::: Provided records :::

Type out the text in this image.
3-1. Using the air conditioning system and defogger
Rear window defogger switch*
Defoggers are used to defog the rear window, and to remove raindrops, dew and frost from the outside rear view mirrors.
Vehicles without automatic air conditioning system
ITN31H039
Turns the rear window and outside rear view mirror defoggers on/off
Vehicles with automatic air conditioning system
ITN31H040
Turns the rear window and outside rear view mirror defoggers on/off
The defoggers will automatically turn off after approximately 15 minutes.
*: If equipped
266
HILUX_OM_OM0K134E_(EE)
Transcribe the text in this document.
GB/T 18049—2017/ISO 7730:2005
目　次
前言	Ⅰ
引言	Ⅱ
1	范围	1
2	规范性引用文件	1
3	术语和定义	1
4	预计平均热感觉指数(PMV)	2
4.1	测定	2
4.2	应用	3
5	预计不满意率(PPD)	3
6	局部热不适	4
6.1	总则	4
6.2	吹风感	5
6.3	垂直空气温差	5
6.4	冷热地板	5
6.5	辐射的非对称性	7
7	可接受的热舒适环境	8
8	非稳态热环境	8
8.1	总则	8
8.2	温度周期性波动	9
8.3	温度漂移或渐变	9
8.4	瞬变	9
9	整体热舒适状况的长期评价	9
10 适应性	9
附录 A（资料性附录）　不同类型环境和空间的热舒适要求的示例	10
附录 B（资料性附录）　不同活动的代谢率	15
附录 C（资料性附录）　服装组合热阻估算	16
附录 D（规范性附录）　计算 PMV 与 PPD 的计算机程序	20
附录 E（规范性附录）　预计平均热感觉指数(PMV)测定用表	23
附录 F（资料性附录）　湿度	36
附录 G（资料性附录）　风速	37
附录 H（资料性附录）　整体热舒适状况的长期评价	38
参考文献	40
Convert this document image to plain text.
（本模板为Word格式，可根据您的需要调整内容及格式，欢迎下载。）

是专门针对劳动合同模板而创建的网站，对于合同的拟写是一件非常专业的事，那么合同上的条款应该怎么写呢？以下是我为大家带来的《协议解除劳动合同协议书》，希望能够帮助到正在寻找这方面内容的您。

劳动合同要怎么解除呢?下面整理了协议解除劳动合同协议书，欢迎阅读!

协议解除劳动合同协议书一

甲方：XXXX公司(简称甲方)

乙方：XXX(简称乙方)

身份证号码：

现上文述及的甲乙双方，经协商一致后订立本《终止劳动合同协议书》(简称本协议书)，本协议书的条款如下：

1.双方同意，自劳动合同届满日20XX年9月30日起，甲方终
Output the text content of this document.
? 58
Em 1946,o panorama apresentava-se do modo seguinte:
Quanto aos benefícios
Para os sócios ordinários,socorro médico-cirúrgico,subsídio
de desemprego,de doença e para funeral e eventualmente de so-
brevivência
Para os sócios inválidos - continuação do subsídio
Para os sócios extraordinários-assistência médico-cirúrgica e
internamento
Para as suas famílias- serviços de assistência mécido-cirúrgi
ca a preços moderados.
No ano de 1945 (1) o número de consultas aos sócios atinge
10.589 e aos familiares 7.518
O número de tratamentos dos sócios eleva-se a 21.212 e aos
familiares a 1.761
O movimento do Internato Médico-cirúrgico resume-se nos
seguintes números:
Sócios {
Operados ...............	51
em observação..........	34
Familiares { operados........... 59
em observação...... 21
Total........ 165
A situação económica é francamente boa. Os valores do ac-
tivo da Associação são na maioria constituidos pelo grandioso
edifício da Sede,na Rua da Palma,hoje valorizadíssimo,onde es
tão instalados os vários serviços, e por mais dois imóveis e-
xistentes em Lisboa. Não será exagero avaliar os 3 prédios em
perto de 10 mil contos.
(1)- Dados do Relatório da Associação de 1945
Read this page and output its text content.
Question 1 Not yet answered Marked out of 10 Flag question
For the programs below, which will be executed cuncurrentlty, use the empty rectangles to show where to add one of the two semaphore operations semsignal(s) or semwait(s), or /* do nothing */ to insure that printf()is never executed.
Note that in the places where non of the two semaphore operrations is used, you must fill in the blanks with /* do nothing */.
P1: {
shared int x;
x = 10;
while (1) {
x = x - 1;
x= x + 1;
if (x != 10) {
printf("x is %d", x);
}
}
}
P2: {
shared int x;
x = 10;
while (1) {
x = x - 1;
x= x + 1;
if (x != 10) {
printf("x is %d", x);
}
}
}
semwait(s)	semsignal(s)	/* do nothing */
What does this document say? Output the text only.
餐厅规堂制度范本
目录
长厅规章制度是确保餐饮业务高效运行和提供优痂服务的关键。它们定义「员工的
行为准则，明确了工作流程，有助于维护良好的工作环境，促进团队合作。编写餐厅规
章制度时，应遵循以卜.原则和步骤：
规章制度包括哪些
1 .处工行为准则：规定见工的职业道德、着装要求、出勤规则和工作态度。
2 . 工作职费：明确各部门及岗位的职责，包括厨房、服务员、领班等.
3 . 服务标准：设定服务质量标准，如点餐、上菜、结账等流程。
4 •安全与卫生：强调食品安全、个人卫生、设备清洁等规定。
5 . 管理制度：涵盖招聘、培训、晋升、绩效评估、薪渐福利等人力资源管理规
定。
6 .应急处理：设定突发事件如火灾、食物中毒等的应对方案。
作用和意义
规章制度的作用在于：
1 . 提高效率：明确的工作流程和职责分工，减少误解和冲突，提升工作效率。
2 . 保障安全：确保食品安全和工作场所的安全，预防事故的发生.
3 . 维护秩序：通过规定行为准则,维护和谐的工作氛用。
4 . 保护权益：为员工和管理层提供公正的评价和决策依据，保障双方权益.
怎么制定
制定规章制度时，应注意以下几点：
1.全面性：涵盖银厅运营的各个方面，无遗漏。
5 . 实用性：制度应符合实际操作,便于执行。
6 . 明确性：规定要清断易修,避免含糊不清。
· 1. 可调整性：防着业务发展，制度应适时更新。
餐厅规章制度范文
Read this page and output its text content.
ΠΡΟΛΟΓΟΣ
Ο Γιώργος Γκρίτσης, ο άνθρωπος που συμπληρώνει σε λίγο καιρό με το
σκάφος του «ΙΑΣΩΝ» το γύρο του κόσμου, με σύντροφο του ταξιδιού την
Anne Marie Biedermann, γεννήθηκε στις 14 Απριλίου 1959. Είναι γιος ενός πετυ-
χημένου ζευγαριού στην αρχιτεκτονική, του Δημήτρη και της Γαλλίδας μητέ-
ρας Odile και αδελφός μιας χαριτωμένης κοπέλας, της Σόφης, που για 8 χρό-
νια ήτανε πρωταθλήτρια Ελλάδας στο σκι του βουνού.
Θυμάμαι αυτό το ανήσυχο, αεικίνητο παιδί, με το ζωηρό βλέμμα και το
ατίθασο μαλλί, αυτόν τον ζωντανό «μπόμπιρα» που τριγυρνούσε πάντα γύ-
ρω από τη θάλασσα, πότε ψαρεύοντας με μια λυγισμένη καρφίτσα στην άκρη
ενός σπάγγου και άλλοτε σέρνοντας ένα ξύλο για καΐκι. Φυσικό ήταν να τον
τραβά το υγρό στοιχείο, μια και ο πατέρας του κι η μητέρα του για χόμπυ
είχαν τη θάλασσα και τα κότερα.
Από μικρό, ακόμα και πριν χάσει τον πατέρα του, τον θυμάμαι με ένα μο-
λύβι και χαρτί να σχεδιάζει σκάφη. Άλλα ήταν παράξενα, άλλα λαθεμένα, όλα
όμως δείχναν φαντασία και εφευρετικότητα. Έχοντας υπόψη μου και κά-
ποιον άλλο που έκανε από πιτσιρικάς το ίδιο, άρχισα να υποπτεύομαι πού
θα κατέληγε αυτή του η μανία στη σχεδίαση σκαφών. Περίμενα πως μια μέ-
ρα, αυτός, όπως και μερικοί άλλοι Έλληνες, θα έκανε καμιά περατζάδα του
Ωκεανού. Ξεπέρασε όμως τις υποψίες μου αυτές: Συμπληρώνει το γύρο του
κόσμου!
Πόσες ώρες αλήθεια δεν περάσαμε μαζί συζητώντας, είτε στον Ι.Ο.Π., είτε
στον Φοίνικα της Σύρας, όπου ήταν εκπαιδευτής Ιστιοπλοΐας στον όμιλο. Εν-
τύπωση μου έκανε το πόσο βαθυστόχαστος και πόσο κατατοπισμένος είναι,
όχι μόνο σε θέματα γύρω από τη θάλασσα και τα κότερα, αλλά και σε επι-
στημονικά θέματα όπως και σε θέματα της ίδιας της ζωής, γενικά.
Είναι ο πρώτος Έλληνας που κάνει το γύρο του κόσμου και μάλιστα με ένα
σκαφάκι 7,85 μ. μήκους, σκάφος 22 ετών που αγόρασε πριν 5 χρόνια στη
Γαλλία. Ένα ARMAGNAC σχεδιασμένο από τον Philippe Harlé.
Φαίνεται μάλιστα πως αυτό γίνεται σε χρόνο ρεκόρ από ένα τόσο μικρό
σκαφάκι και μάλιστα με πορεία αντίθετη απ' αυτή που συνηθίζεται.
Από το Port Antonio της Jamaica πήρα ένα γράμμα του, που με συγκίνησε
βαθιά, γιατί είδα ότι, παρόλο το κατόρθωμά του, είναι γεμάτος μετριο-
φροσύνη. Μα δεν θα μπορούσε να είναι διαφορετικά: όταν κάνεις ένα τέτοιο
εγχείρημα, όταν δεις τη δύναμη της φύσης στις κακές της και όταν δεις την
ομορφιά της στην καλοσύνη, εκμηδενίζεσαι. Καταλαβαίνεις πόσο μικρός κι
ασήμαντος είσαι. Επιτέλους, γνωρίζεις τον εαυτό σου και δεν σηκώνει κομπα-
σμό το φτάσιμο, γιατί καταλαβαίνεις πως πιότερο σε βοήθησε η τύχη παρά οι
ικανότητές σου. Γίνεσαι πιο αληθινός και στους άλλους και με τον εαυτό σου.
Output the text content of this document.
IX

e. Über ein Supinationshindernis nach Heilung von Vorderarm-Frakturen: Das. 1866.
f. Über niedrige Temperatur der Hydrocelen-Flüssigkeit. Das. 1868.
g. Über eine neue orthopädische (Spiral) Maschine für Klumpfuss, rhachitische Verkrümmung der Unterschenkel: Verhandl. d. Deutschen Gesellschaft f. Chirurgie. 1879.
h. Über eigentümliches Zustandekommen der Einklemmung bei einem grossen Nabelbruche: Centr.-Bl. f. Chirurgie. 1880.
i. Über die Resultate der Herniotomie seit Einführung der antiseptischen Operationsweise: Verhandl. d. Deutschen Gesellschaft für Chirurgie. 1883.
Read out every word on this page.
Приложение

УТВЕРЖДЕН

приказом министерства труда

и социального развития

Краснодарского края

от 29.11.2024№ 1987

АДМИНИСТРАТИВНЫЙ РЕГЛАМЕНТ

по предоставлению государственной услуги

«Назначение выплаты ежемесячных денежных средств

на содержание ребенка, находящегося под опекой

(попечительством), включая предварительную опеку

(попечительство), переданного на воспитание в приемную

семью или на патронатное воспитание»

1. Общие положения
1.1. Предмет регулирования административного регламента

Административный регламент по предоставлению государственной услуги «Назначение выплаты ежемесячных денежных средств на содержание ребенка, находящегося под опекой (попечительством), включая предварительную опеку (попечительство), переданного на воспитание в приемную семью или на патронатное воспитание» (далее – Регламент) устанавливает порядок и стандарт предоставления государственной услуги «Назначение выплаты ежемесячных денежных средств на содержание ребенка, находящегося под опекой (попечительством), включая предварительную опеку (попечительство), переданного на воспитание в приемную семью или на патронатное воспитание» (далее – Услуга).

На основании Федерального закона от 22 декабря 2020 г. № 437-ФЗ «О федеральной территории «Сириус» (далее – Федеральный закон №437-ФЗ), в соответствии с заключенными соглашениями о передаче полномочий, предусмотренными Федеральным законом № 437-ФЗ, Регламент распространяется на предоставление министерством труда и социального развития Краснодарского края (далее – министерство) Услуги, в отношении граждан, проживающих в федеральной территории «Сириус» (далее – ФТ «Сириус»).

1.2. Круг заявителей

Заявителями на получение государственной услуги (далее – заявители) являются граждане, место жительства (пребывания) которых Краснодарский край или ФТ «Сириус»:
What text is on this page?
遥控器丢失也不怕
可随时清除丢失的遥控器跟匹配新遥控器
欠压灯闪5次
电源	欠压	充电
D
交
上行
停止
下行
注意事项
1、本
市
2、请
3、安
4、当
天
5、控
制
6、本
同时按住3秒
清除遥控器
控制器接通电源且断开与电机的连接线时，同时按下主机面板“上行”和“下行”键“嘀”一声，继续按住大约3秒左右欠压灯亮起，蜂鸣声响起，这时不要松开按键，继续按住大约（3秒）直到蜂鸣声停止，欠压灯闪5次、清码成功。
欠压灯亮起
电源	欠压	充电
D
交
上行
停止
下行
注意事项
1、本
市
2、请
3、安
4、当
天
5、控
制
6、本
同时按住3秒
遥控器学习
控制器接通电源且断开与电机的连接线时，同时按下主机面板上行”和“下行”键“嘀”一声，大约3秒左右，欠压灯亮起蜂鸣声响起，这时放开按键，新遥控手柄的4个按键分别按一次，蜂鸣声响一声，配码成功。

:::

* _What needs to be done_
From the listing above, return each line with the word "включая".

* _Task response_
(попечительством), включая предварительную опеку
Административный регламент по предоставлению государственной услуги «Назначение выплаты ежемесячных денежных средств на содержание ребенка, находящегося под опекой (попечительством), включая предварительную опеку (попечительство), переданного на воспитание в приемную семью или на патронатное воспитание» (далее – Регламент) устанавливает порядок и стандарт предоставления государственной услуги «Назначение выплаты ежемесячных денежных средств на содержание ребенка, находящегося под опекой (попечительством), включая предварительную опеку (попечительство), переданного на воспитание в приемную семью или на патронатное воспитание» (далее – Услуга).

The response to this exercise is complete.